> Records to process:
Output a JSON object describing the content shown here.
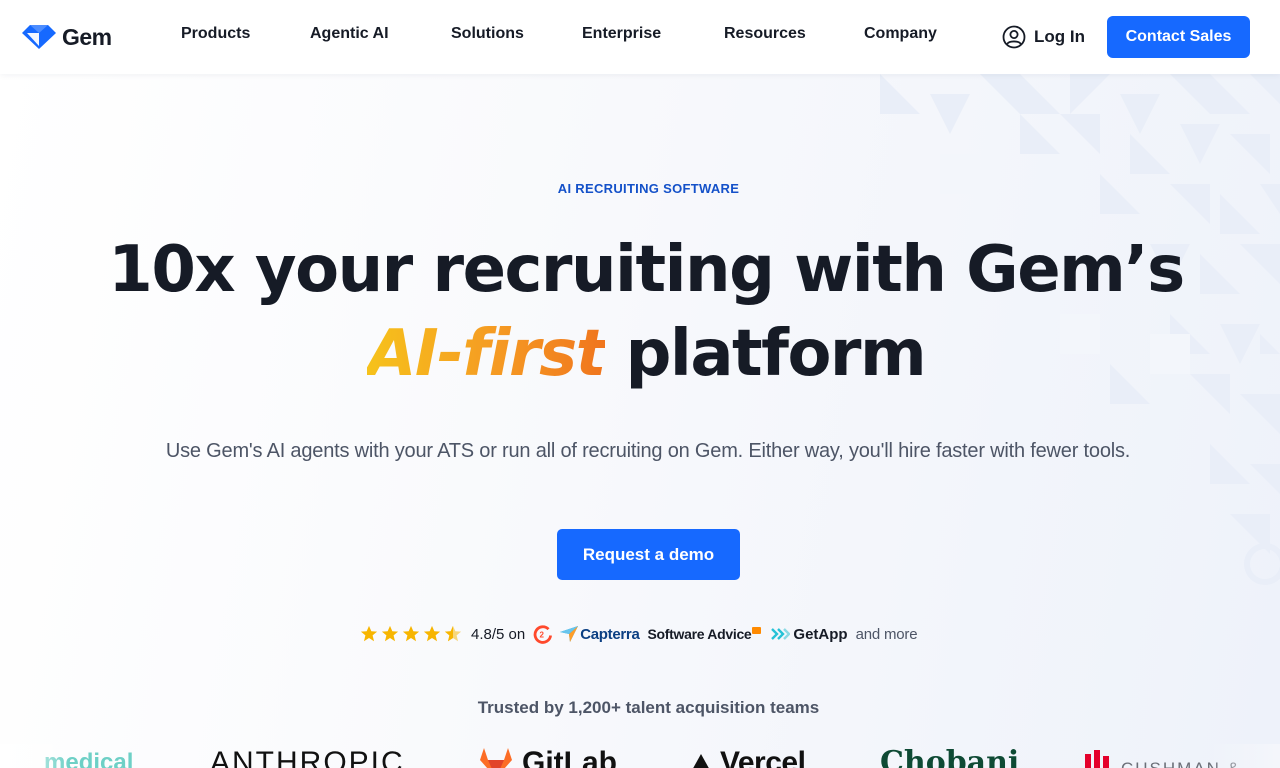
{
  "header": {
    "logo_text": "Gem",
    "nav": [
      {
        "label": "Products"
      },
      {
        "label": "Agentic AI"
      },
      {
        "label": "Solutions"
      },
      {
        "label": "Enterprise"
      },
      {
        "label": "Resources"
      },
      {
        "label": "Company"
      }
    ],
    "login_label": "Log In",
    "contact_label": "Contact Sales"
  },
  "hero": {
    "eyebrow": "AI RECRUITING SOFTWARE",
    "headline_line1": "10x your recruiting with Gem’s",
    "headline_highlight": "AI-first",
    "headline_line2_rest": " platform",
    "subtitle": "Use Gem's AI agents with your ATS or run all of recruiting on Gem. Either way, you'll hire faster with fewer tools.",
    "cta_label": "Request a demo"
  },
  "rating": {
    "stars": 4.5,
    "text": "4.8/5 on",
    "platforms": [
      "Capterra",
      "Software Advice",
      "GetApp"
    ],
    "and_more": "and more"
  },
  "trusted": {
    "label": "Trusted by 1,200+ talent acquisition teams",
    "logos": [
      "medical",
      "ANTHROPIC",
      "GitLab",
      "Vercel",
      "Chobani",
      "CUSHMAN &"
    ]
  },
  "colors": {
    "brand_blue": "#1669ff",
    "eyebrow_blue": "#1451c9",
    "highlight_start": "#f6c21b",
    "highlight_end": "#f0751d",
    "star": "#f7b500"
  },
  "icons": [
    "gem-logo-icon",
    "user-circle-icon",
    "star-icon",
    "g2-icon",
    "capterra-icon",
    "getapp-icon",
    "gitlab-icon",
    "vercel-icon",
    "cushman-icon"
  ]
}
--
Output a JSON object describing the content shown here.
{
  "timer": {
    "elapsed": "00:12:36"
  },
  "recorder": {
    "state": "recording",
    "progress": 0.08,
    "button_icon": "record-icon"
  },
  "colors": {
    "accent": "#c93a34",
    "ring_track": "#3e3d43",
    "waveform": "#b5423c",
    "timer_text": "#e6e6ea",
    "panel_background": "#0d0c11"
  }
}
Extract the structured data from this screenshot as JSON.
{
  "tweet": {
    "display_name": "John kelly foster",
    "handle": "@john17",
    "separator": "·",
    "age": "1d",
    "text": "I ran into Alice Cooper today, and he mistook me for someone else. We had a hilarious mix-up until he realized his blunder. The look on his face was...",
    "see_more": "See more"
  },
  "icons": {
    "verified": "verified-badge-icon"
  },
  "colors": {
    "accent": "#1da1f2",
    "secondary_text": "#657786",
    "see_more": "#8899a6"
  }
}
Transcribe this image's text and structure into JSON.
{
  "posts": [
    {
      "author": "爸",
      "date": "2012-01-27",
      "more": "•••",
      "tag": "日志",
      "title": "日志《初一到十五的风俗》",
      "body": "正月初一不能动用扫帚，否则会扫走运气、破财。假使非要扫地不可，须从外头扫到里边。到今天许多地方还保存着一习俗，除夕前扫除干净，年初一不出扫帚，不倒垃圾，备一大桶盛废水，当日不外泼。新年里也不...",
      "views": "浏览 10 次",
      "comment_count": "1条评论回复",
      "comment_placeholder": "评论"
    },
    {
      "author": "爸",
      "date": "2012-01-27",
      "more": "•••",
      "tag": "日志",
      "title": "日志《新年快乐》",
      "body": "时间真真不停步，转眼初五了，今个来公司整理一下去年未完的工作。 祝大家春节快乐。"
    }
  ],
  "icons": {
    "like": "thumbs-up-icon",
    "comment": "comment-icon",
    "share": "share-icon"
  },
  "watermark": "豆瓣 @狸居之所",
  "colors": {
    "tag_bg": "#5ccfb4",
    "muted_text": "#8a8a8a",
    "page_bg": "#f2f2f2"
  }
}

> What the task asks: Select every line in the material above where the string "body" occurs, and copy it.

> Answer below:
      "body": "正月初一不能动用扫帚，否则会扫走运气、破财。假使非要扫地不可，须从外头扫到里边。到今天许多地方还保存着一习俗，除夕前扫除干净，年初一不出扫帚，不倒垃圾，备一大桶盛废水，当日不外泼。新年里也不...",
      "body": "时间真真不停步，转眼初五了，今个来公司整理一下去年未完的工作。 祝大家春节快乐。"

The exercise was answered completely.